Do this: Please output the records below in full, exactly as given, but without the images.

[Stored data entries]
=-=-=-=-=
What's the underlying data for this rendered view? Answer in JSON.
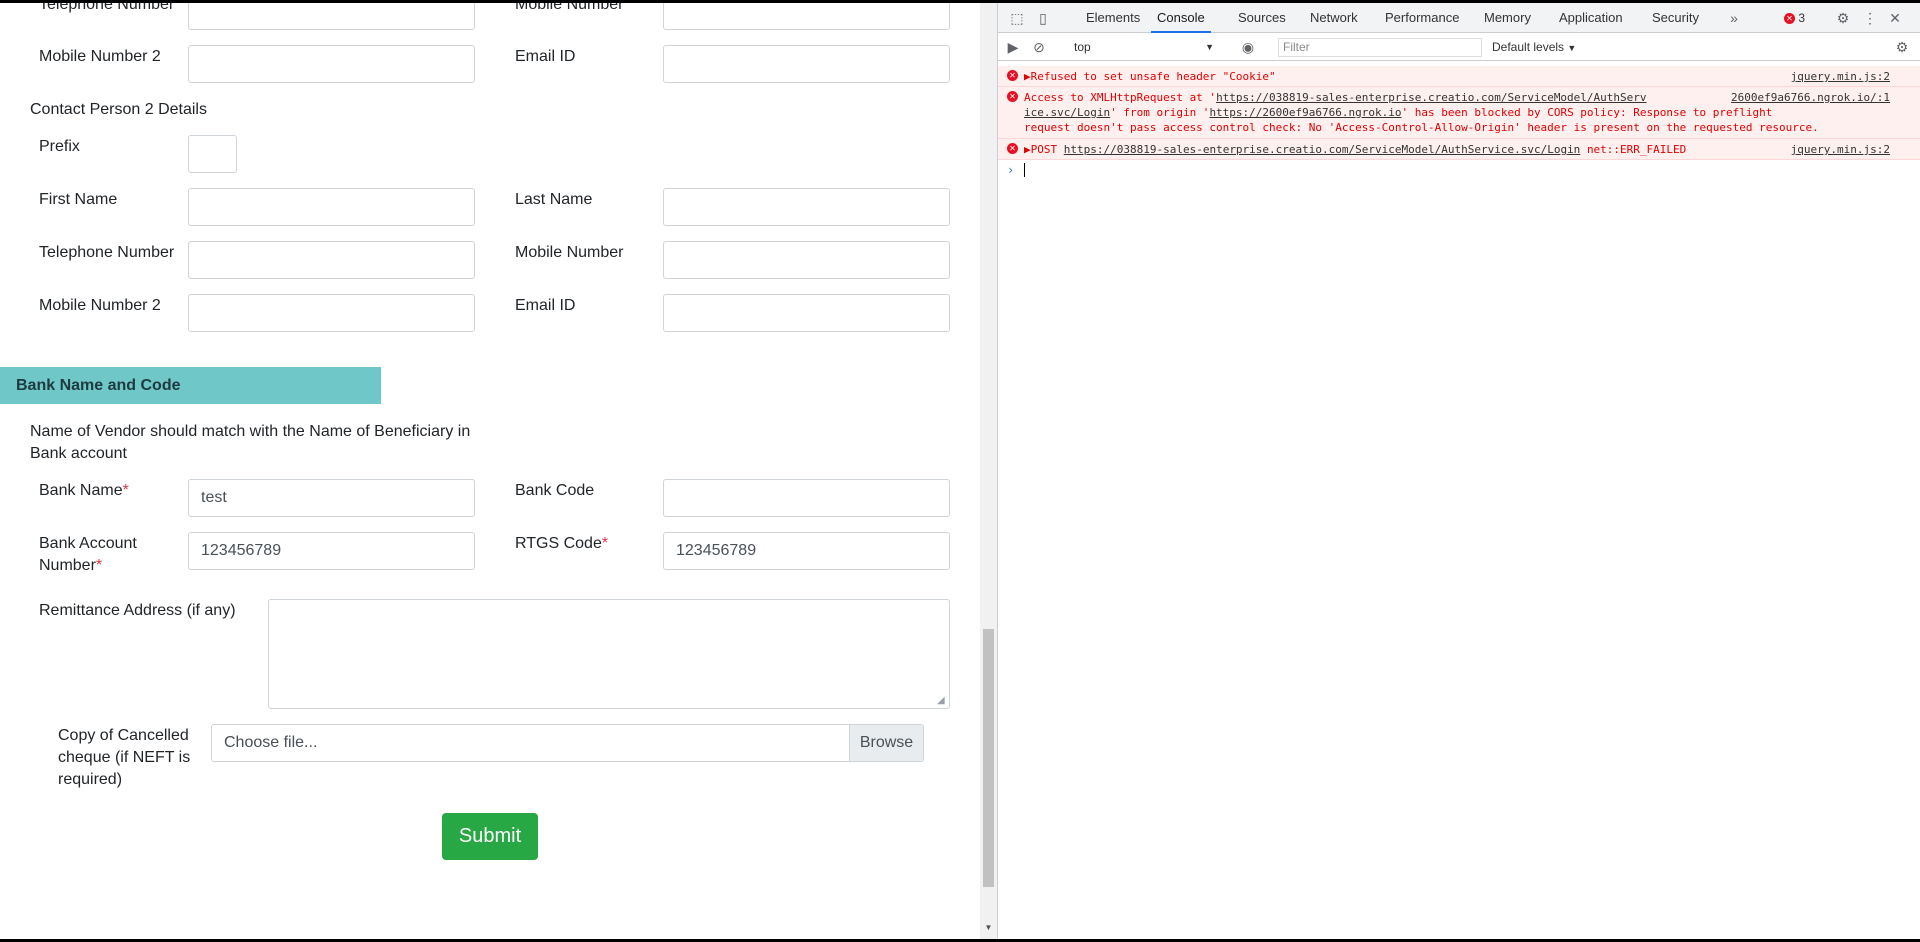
{
  "form": {
    "row_top": {
      "left_label": "Telephone Number",
      "right_label": "Mobile Number"
    },
    "row_mobile2_a": {
      "left_label": "Mobile Number 2",
      "right_label": "Email ID"
    },
    "contact2": {
      "heading": "Contact Person 2 Details",
      "prefix_label": "Prefix",
      "first_name_label": "First Name",
      "last_name_label": "Last Name",
      "telephone_label": "Telephone Number",
      "mobile_label": "Mobile Number",
      "mobile2_label": "Mobile Number 2",
      "email_label": "Email ID"
    },
    "bank": {
      "section_title": "Bank Name and Code",
      "note_line1": "Name of Vendor should match with the Name of Beneficiary in",
      "note_line2": "Bank account",
      "bank_name_label": "Bank Name",
      "bank_name_value": "test",
      "bank_code_label": "Bank Code",
      "account_label_1": "Bank Account",
      "account_label_2": "Number",
      "account_value": "123456789",
      "rtgs_label": "RTGS Code",
      "rtgs_value": "123456789",
      "required_mark": "*",
      "remittance_label": "Remittance Address (if any)",
      "cheque_label_1": "Copy of Cancelled",
      "cheque_label_2": "cheque (if NEFT is",
      "cheque_label_3": "required)",
      "file_placeholder": "Choose file...",
      "browse_label": "Browse"
    },
    "submit_label": "Submit"
  },
  "devtools": {
    "tabs": [
      "Elements",
      "Console",
      "Sources",
      "Network",
      "Performance",
      "Memory",
      "Application",
      "Security"
    ],
    "active_tab": "Console",
    "error_count": "3",
    "context": "top",
    "filter_placeholder": "Filter",
    "levels": "Default levels",
    "messages": [
      {
        "text": "Refused to set unsafe header \"Cookie\"",
        "source": "jquery.min.js:2"
      },
      {
        "line1_a": "Access to XMLHttpRequest at '",
        "line1_url": "https://038819-sales-enterprise.creatio.com/ServiceModel/AuthServ",
        "line1_src": "2600ef9a6766.ngrok.io/:1",
        "line2_url": "ice.svc/Login",
        "line2_b": "' from origin '",
        "line2_origin": "https://2600ef9a6766.ngrok.io",
        "line2_c": "' has been blocked by CORS policy: Response to preflight",
        "line3": "request doesn't pass access control check: No 'Access-Control-Allow-Origin' header is present on the requested resource."
      },
      {
        "method": "POST",
        "url": "https://038819-sales-enterprise.creatio.com/ServiceModel/AuthService.svc/Login",
        "status": "net::ERR_FAILED",
        "source": "jquery.min.js:2"
      }
    ]
  },
  "colors": {
    "banner": "#6fc8c7",
    "submit": "#28a745",
    "required": "#dc3545",
    "console_error": "#e20000",
    "accent": "#1a73e8"
  }
}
=-=-=-=-=
Output below:
What's the underlying data for this rendered view? Answer in JSON.
{
  "form": {
    "row_top": {
      "left_label": "Telephone Number",
      "right_label": "Mobile Number"
    },
    "row_mobile2_a": {
      "left_label": "Mobile Number 2",
      "right_label": "Email ID"
    },
    "contact2": {
      "heading": "Contact Person 2 Details",
      "prefix_label": "Prefix",
      "first_name_label": "First Name",
      "last_name_label": "Last Name",
      "telephone_label": "Telephone Number",
      "mobile_label": "Mobile Number",
      "mobile2_label": "Mobile Number 2",
      "email_label": "Email ID"
    },
    "bank": {
      "section_title": "Bank Name and Code",
      "note_line1": "Name of Vendor should match with the Name of Beneficiary in",
      "note_line2": "Bank account",
      "bank_name_label": "Bank Name",
      "bank_name_value": "test",
      "bank_code_label": "Bank Code",
      "account_label_1": "Bank Account",
      "account_label_2": "Number",
      "account_value": "123456789",
      "rtgs_label": "RTGS Code",
      "rtgs_value": "123456789",
      "required_mark": "*",
      "remittance_label": "Remittance Address (if any)",
      "cheque_label_1": "Copy of Cancelled",
      "cheque_label_2": "cheque (if NEFT is",
      "cheque_label_3": "required)",
      "file_placeholder": "Choose file...",
      "browse_label": "Browse"
    },
    "submit_label": "Submit"
  },
  "devtools": {
    "tabs": [
      "Elements",
      "Console",
      "Sources",
      "Network",
      "Performance",
      "Memory",
      "Application",
      "Security"
    ],
    "active_tab": "Console",
    "error_count": "3",
    "context": "top",
    "filter_placeholder": "Filter",
    "levels": "Default levels",
    "messages": [
      {
        "text": "Refused to set unsafe header \"Cookie\"",
        "source": "jquery.min.js:2"
      },
      {
        "line1_a": "Access to XMLHttpRequest at '",
        "line1_url": "https://038819-sales-enterprise.creatio.com/ServiceModel/AuthServ",
        "line1_src": "2600ef9a6766.ngrok.io/:1",
        "line2_url": "ice.svc/Login",
        "line2_b": "' from origin '",
        "line2_origin": "https://2600ef9a6766.ngrok.io",
        "line2_c": "' has been blocked by CORS policy: Response to preflight",
        "line3": "request doesn't pass access control check: No 'Access-Control-Allow-Origin' header is present on the requested resource."
      },
      {
        "method": "POST",
        "url": "https://038819-sales-enterprise.creatio.com/ServiceModel/AuthService.svc/Login",
        "status": "net::ERR_FAILED",
        "source": "jquery.min.js:2"
      }
    ]
  },
  "colors": {
    "banner": "#6fc8c7",
    "submit": "#28a745",
    "required": "#dc3545",
    "console_error": "#e20000",
    "accent": "#1a73e8"
  }
}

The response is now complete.